WORK REQUIRED: In the rows below, give everything from the line containing "settings-tree: Appearance &" down to the line containing "tree-item-general[interactable]: General bbox=[0, 171, 288, 200]" as a Markdown table with the columns No. and Line, numbering each line and skipping blank ones.

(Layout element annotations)
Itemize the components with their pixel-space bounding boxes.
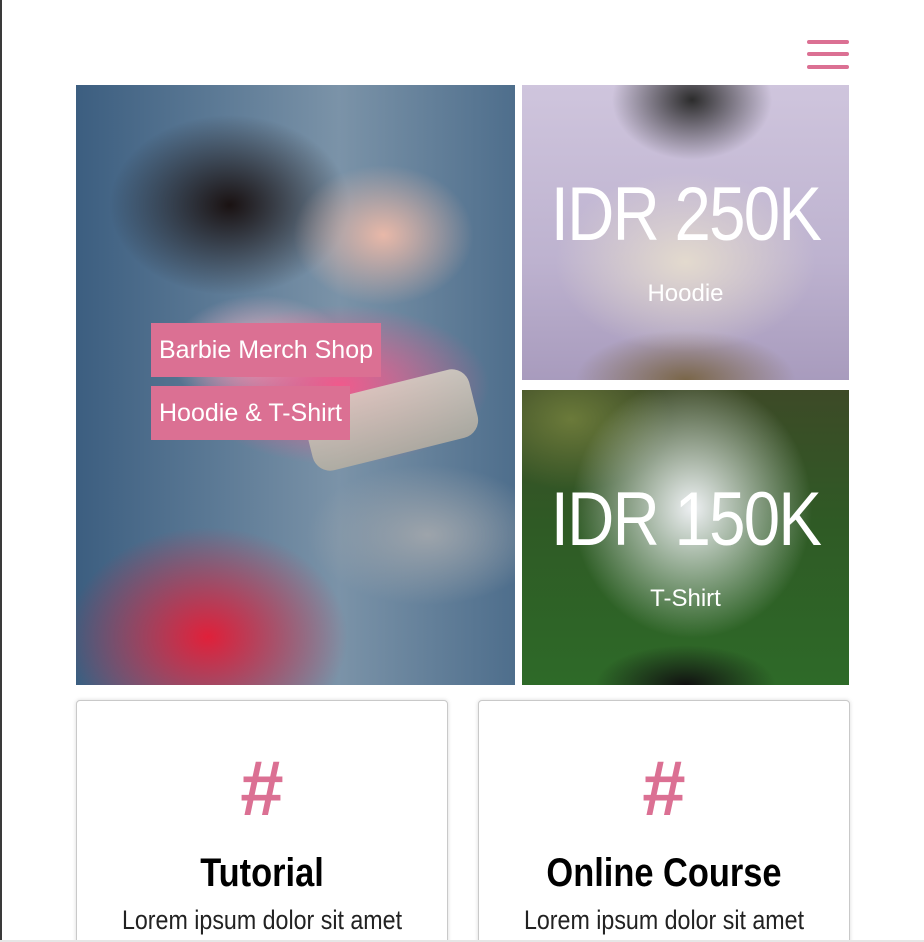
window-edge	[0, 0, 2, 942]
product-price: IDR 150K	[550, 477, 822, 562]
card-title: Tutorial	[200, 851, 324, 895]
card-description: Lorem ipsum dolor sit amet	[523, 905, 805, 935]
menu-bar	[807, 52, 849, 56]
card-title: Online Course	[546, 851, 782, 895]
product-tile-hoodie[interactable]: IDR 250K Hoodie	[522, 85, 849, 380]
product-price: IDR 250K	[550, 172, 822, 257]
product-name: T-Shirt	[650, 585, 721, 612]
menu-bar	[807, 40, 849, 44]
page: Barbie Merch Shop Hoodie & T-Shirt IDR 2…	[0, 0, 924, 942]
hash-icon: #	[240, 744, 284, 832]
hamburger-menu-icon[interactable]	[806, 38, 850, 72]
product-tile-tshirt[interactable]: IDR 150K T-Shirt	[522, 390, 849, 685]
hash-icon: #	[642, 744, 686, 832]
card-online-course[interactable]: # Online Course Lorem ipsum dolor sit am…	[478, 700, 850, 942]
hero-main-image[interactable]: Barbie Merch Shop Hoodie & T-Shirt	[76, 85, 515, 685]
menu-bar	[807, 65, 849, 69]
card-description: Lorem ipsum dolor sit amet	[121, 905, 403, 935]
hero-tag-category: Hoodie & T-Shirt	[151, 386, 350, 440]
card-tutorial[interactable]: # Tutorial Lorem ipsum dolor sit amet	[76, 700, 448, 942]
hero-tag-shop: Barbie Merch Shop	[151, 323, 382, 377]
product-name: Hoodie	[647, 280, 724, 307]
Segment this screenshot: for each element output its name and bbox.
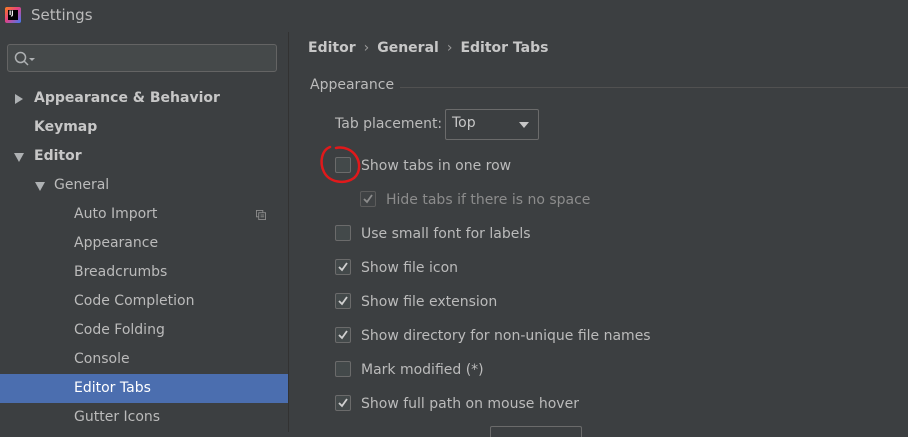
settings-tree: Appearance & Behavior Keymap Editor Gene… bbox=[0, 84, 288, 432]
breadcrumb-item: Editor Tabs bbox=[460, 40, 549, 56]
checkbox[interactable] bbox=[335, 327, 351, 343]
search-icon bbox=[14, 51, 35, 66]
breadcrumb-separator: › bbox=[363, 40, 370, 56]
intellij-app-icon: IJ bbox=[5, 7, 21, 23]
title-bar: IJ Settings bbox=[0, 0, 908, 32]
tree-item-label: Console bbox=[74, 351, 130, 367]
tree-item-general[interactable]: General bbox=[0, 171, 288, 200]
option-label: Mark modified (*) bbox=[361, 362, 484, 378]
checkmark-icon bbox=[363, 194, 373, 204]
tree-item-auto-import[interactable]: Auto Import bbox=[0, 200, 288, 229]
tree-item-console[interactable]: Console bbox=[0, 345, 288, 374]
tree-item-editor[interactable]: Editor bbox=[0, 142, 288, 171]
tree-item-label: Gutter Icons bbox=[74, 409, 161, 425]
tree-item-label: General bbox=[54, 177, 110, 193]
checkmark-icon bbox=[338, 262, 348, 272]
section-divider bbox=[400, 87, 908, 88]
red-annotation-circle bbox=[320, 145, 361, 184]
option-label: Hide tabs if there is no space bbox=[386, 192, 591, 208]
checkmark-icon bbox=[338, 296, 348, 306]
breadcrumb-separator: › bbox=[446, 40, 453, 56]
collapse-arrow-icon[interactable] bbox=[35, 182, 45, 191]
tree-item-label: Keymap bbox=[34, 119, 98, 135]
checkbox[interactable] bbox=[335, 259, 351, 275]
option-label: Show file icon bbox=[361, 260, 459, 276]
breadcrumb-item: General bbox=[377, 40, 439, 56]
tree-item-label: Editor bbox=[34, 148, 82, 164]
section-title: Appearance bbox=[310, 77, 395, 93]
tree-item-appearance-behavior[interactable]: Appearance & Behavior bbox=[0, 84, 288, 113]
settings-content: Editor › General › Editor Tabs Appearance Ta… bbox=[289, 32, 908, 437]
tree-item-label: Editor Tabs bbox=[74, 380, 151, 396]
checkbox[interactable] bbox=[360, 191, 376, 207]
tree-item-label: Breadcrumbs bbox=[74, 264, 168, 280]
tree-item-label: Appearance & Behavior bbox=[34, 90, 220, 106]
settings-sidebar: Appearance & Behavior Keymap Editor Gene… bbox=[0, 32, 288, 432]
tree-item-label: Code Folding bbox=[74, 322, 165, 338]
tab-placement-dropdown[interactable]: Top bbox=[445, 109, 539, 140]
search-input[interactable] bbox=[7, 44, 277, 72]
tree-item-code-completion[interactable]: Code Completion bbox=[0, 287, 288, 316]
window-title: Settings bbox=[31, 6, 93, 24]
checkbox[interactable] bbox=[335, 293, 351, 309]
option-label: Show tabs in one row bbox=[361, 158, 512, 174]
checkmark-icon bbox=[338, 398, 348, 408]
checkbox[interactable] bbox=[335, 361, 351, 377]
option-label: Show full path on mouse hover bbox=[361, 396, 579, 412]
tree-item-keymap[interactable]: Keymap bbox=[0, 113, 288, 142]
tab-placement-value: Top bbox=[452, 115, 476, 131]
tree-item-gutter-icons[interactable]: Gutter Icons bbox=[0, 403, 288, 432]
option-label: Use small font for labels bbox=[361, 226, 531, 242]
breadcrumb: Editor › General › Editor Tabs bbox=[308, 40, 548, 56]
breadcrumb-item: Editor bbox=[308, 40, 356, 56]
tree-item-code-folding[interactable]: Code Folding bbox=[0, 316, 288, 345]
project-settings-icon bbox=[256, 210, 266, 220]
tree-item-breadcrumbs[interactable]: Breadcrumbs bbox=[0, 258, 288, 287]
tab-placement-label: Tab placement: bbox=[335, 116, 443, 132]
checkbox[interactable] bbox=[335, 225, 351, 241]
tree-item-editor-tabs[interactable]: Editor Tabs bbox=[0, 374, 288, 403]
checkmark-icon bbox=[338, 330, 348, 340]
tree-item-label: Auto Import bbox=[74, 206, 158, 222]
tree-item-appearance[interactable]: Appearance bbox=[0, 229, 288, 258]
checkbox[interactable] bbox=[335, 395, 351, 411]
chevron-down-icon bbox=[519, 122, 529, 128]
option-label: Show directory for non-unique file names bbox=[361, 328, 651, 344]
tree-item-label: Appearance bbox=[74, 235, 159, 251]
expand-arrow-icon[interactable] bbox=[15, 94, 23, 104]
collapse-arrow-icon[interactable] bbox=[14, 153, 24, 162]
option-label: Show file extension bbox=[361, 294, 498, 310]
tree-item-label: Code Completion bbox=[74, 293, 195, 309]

* * *

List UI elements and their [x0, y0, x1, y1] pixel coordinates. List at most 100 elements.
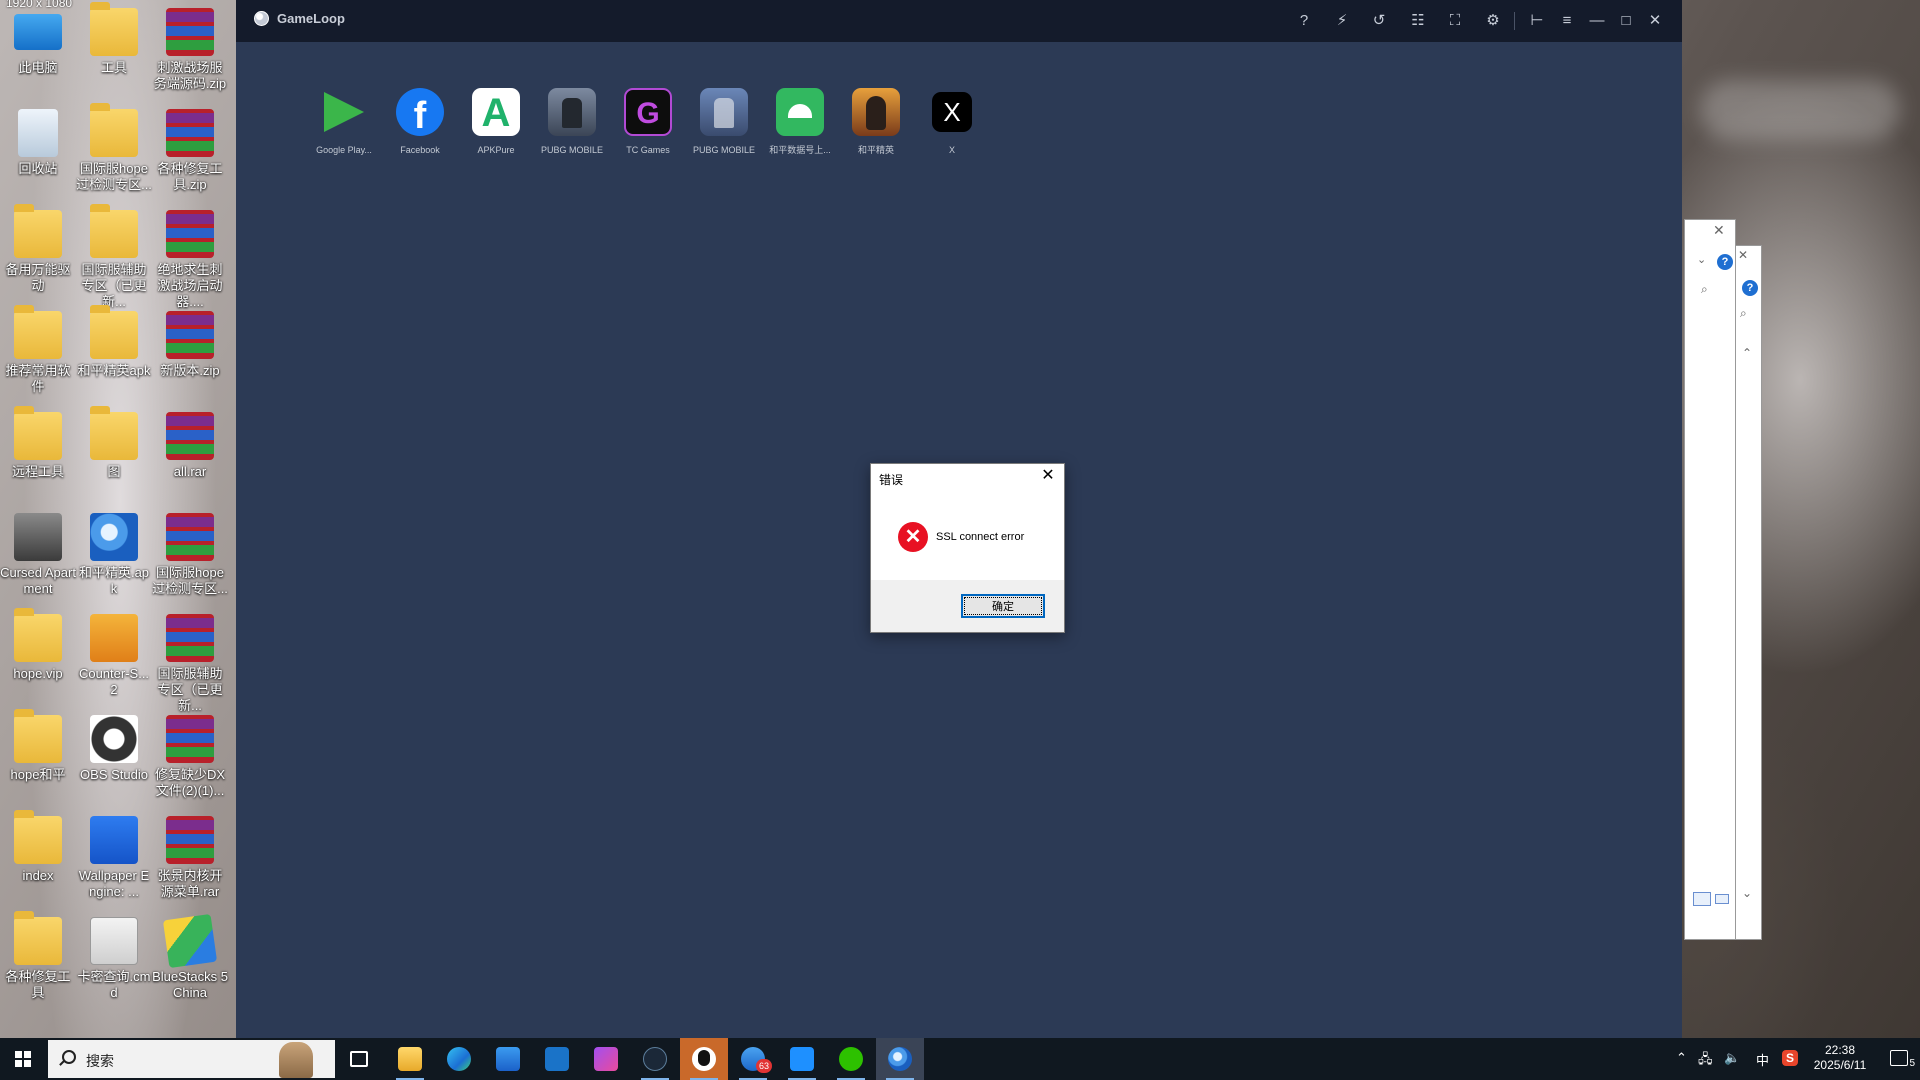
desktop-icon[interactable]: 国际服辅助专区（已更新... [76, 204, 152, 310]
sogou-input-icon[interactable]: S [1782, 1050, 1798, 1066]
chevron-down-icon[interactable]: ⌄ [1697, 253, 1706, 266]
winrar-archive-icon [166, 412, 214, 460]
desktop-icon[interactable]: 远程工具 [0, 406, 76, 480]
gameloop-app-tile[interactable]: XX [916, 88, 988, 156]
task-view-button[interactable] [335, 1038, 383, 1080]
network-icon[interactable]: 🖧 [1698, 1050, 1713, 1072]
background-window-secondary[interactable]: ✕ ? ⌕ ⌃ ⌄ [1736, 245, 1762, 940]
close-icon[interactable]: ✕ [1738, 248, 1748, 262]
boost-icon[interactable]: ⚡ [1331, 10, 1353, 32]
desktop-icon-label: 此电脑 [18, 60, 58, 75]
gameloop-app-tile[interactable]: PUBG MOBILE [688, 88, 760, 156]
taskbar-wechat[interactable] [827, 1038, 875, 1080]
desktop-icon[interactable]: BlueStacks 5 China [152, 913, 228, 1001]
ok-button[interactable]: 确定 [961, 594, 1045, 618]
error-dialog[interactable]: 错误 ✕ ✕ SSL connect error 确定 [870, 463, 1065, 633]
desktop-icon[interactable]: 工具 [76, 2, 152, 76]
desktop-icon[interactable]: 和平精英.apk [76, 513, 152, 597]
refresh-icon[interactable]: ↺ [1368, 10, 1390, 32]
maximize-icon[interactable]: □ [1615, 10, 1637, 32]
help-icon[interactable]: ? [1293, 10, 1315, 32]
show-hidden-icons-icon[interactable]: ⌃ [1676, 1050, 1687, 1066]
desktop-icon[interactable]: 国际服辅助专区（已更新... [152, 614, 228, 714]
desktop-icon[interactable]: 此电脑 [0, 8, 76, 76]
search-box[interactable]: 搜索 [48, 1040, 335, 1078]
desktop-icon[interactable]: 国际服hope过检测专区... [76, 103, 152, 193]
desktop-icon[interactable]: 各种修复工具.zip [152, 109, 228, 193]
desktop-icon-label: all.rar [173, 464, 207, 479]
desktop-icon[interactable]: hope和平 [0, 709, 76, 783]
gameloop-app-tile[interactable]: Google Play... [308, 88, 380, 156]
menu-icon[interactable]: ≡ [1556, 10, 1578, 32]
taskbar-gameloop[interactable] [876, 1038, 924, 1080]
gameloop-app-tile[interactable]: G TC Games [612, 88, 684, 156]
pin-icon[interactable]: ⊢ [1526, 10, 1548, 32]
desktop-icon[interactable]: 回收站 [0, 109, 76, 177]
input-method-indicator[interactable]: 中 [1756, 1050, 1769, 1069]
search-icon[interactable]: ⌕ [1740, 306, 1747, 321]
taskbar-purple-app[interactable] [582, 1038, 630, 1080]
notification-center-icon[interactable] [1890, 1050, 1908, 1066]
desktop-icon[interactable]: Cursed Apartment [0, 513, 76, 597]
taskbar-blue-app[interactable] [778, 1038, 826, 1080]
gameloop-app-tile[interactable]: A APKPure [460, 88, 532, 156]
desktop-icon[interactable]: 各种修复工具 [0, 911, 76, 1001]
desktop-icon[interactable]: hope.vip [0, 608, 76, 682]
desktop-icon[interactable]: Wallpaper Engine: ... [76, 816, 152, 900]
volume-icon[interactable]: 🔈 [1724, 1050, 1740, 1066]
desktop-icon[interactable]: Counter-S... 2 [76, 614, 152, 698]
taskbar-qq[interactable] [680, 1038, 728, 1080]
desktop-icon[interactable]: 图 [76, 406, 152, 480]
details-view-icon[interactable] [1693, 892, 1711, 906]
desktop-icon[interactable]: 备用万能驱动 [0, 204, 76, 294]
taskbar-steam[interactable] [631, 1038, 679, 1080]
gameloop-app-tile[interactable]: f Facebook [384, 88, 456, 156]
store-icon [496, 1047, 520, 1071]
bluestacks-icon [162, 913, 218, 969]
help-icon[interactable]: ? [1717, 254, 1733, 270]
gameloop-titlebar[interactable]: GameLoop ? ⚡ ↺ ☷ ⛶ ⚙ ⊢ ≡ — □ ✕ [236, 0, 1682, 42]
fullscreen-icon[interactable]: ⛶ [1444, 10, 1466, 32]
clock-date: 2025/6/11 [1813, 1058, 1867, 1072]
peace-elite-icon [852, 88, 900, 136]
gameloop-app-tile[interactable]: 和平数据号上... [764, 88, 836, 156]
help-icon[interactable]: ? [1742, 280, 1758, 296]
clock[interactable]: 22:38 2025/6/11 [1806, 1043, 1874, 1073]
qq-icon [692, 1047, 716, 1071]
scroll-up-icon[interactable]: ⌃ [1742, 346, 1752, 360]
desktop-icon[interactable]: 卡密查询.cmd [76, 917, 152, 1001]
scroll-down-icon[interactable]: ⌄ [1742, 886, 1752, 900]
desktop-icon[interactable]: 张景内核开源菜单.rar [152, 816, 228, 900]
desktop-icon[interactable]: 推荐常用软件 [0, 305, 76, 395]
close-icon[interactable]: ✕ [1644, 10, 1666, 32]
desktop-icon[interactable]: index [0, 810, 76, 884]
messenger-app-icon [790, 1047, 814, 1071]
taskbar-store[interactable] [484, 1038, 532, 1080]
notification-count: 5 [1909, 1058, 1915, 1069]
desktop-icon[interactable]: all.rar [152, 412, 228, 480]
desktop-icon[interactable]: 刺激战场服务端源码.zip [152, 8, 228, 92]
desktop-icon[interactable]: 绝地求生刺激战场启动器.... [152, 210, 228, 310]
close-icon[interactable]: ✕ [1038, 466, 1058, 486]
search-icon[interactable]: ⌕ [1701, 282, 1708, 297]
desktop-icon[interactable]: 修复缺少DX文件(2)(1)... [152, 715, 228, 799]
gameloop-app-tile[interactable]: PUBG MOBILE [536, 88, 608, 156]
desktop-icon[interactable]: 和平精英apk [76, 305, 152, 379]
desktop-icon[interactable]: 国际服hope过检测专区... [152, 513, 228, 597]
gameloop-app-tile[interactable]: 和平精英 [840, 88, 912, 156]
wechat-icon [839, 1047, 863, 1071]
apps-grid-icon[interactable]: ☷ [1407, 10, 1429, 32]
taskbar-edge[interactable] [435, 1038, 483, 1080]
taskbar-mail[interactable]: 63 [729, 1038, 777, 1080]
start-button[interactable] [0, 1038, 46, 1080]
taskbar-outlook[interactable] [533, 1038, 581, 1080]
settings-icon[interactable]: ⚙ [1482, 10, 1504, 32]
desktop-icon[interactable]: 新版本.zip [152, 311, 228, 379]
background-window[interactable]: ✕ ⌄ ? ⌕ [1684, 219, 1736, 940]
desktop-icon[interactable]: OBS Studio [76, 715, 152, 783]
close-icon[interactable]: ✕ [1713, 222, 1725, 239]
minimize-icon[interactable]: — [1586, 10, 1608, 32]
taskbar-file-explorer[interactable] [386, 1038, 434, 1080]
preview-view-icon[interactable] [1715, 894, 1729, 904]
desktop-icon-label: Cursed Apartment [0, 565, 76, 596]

EXERCISE RESULT:
| No. | Line |
|---|---|
| 1 | settings-tree: Appearance & Behavior Keymap Editor Gene… bbox=[0, 84, 288, 432] |
| 2 | breadcrumb-item: Editor Tabs bbox=[460, 40, 549, 56] |
| 3 | checkbox[interactable] bbox=[335, 327, 351, 343] |
| 4 | search-icon bbox=[14, 51, 35, 66] |
| 5 | breadcrumb-separator: › bbox=[363, 40, 370, 56] |
| 6 | intellij-app-icon: IJ bbox=[5, 7, 21, 23] |
| 7 | title-bar: IJ Settings bbox=[0, 0, 908, 32] |
| 8 | tree-item-label: Console bbox=[74, 351, 130, 367] |
| 9 | tree-item-general[interactable]: General bbox=[0, 171, 288, 200] |